• Что нужно сделать:
1. Перепишите фрагмент исходного текста от слов «О том, что ситуации» до слов «нанести удар ответный.» включительно. Вместо «пиршества» поставьте «застолья».
2. Определите, согласуются ли с исходным текстом утверждения (а), (б) и (в). Для каждого ответьте «да» или «нет» и приведите точные слова текста, которые это решают. (а) Зеленый Рыцарь въезжает в зал во время пиршества в день Нового года. (б) Гавейном движет гордость собственной доблестью. (в) Король не подвергается никакой критике.

О том, что ситуации предшествует, я напомню вам буквально в двух словах. Вот у нас экспозиция: краткий обзор великолепия Артурова двора в разгар главного празднества года (для англичан) — праздника Рождества [8]. Во время пиршества в день Нового года в залу въезжает громадный Зеленый Рыцарь на зеленом коне и с зеленой секирой и бросает вызов: любой из присутствующих, у кого достанет храбрости, может взять секиру и беспрепятственно обрушить на Зеленого Рыцаря один–единственный удар, при условии, что пообещает спустя год и день дозволить Зеленому Рыцарю беспрепятственно нанести удар ответный.
В конце концов вызов принимает сэр Гавейн. Но во всем этом мне хотелось бы указать на один важный момент. Уже с самого начала мы распознаем назидательный замысел поэта — либо постигнем его, перечитав поэму и хорошенько поразмыслив. Для искушения необходимо, чтобы действия сэра Гавейна возможно было одобрить с морально–этической точки зрения; и среди всего этого «волшебства фаэри» поэт старается подчеркнуть, что так оно и есть. Гавейн принимает вызов, дабы вызволить короля из ложного положения, куда того завела собственная опрометчивость. Гавейном движет не гордость собственной доблестью, не хвастовство, не даже легкомысленная беспечность рыцарей, что дают нелепые обеты и обещания в разгар рождественских увеселений. Его мотивация исполнена смирения: ради того, чтобы оградить Артура, своего старшего родича, своего короля и главу Круглого Стола от унижения и опасности, он готов подвергнуть риску себя самого, ничтожнейшего из рыцарей (по его собственным словам), утрата которого наиболее легко восполнима. Тем самым Гавейн оказывается вовлечен в ситуацию, насколько это возможно для сюжета волшебной сказки, из чувства долга, смирения и во имя самопожертвования. А поскольку вовсе закрыть глаза на абсурдность вызова нельзя — то есть абсурдность, ежели сюжету предстоит развиваться на серьезном морально–этическом плане, где каждое действие главного героя, Гавейна, будет тщательно рассмотрено и оценено с морально–этической же точки зрения, — критике подвергается сам король, как со стороны автора–рассказчика, так и со стороны придворных.

[Записи из коллекции]
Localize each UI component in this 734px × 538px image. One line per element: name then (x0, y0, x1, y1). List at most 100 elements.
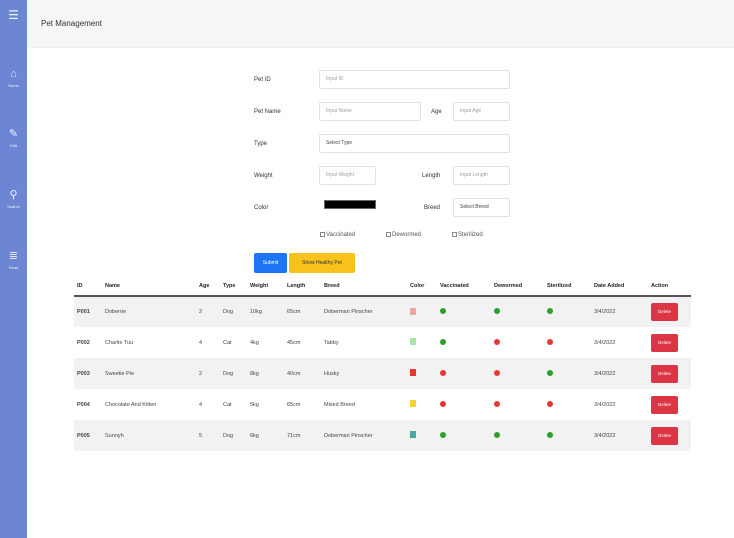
search-icon: ⚲ (9, 189, 18, 201)
cell-dewormed (491, 296, 544, 327)
cell-dewormed (491, 327, 544, 358)
pet-name-input[interactable]: Input Name (319, 102, 421, 121)
breed-select[interactable]: Select Breed (453, 198, 510, 217)
show-healthy-pet-button[interactable]: Show Healthy Pet (289, 253, 355, 273)
cell-color (407, 420, 437, 451)
delete-button[interactable]: Delete (651, 364, 678, 383)
cell-age: 2 (196, 296, 220, 327)
cell-vaccinated (437, 296, 491, 327)
cell-vaccinated (437, 358, 491, 389)
dewormed-checkbox[interactable]: Dewormed (386, 232, 421, 238)
sidebar-item-edit[interactable]: ✎ Edit (0, 128, 27, 149)
age-input[interactable]: Input Age (453, 102, 510, 121)
cell-sterilized (544, 420, 591, 451)
dewormed-label: Dewormed (392, 232, 422, 239)
col-id: ID (74, 276, 102, 297)
cell-name: Doberrie (102, 296, 196, 327)
vaccinated-status-dot (440, 400, 446, 407)
cell-color (407, 389, 437, 420)
table-row: P004 Chocolate And Kitten 4 Cat 5kg 65cm Mixed… (74, 389, 691, 420)
pet-id-input[interactable]: Input ID (319, 70, 510, 89)
sterilized-checkbox[interactable]: Sterilized (452, 232, 483, 238)
sterilized-status-dot (547, 400, 553, 407)
cell-sterilized (544, 358, 591, 389)
length-label: Length (422, 173, 441, 179)
vaccinated-checkbox[interactable]: Vaccinated (320, 232, 355, 238)
cell-sterilized (544, 389, 591, 420)
cell-name: Sweetie Pie (102, 358, 196, 389)
sidebar-item-home[interactable]: ⌂ Home (0, 68, 27, 89)
cell-id: P005 (74, 420, 102, 451)
sterilized-status-dot (547, 431, 553, 438)
dewormed-status-dot (494, 431, 500, 438)
cell-length: 71cm (284, 420, 321, 451)
col-weight: Weight (247, 276, 284, 297)
color-swatch (410, 338, 416, 345)
col-breed: Breed (321, 276, 407, 297)
cell-weight: 4kg (250, 339, 259, 346)
list-icon: ≣ (8, 250, 19, 262)
cell-breed: Doberman Pinscher (321, 420, 407, 451)
cell-action: Delete (648, 296, 691, 327)
cell-name: Charlie Tuu (105, 339, 134, 346)
sterilized-label: Sterilized (458, 232, 483, 239)
delete-button[interactable]: Delete (651, 303, 678, 321)
table-header-row: ID Name Age Type Weight Length Breed Col… (74, 276, 691, 297)
cell-date-added: 3/4/2022 (591, 420, 648, 451)
cell-breed: Husky (321, 358, 407, 389)
weight-input[interactable]: Input Weight (319, 166, 376, 185)
age-label: Age (431, 109, 442, 115)
cell-breed: Mixed Breed (324, 401, 355, 408)
color-swatch (410, 307, 416, 315)
col-dewormed: Dewormed (491, 276, 544, 297)
color-swatch (410, 431, 416, 438)
dewormed-status-dot (494, 308, 500, 314)
color-picker[interactable] (324, 200, 376, 209)
cell-action: Delete (648, 327, 691, 358)
home-icon: ⌂ (10, 68, 17, 80)
delete-button[interactable]: Delete (651, 395, 678, 414)
col-color: Color (407, 276, 437, 297)
color-swatch (410, 400, 416, 407)
cell-name: Chocolate And Kitten (105, 401, 157, 408)
table-row: P001 Doberrie 2 Dog 10kg 65cm Doberman Pinsche… (74, 296, 691, 327)
cell-action: Delete (648, 420, 691, 451)
cell-action: Delete (648, 358, 691, 389)
delete-button[interactable]: Delete (651, 426, 678, 445)
type-select[interactable]: Select Type (319, 134, 510, 153)
dewormed-status-dot (494, 369, 500, 376)
sterilized-status-dot (547, 308, 553, 314)
cell-dewormed (491, 358, 544, 389)
vaccinated-label: Vaccinated (326, 232, 356, 239)
cell-vaccinated (437, 420, 491, 451)
cell-sterilized (544, 296, 591, 327)
cell-color (407, 296, 437, 327)
menu-icon[interactable]: ☰ (0, 8, 27, 22)
cell-type: Cat (223, 339, 232, 346)
submit-button[interactable]: Submit (254, 253, 287, 273)
col-date-added: Date Added (591, 276, 648, 297)
pet-table: ID Name Age Type Weight Length Breed Col… (74, 276, 691, 451)
col-length: Length (284, 276, 321, 297)
cell-dewormed (491, 420, 544, 451)
cell-length: 65cm (287, 401, 301, 408)
color-label: Color (254, 205, 269, 211)
cell-length: 45cm (287, 339, 301, 346)
length-input[interactable]: Input Length (453, 166, 510, 185)
sidebar-item-search[interactable]: ⚲ Search (0, 189, 27, 210)
delete-button[interactable]: Delete (651, 333, 678, 352)
table-row: P002 Charlie Tuu 4 Cat 4kg 45cm Tabby 3/4/2022 D… (74, 327, 691, 358)
cell-weight: 6kg (247, 420, 284, 451)
cell-id: P001 (74, 296, 102, 327)
cell-age: 4 (199, 401, 203, 408)
weight-label: Weight (254, 173, 273, 179)
cell-sterilized (544, 327, 591, 358)
cell-id: P002 (77, 339, 90, 346)
dewormed-status-dot (494, 338, 500, 345)
col-age: Age (196, 276, 220, 297)
cell-breed: Tabby (324, 339, 339, 346)
sidebar-item-read[interactable]: ≣ Read (0, 250, 27, 271)
cell-age: 5 (196, 420, 220, 451)
sidebar: ☰ ⌂ Home ✎ Edit ⚲ Search ≣ Read (0, 0, 27, 538)
cell-type: Dog (220, 358, 247, 389)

• Итоговые ответы:
1.
О том, что ситуации предшествует, я напомню вам буквально в двух словах. Вот у нас экспозиция: краткий обзор великолепия Артурова двора в разгар главного празднества года (для англичан) — праздника Рождества [8]. Во время застолья в день Нового года в залу въезжает громадный Зеленый Рыцарь на зеленом коне и с зеленой секирой и бросает вызов: любой из присутствующих, у кого достанет храбрости, может взять секиру и беспрепятственно обрушить на Зеленого Рыцаря один–единственный удар, при условии, что пообещает спустя год и день дозволить Зеленому Рыцарю беспрепятственно нанести удар ответный.

2.
(а) Да: «Во время пиршества в день Нового года в залу въезжает громадный Зеленый Рыцарь на зеленом коне».
(б) Нет: «Гавейном движет не гордость собственной доблестью».
(в) Нет: «критике подвергается сам король, как со стороны автора–рассказчика, так и со стороны придворных».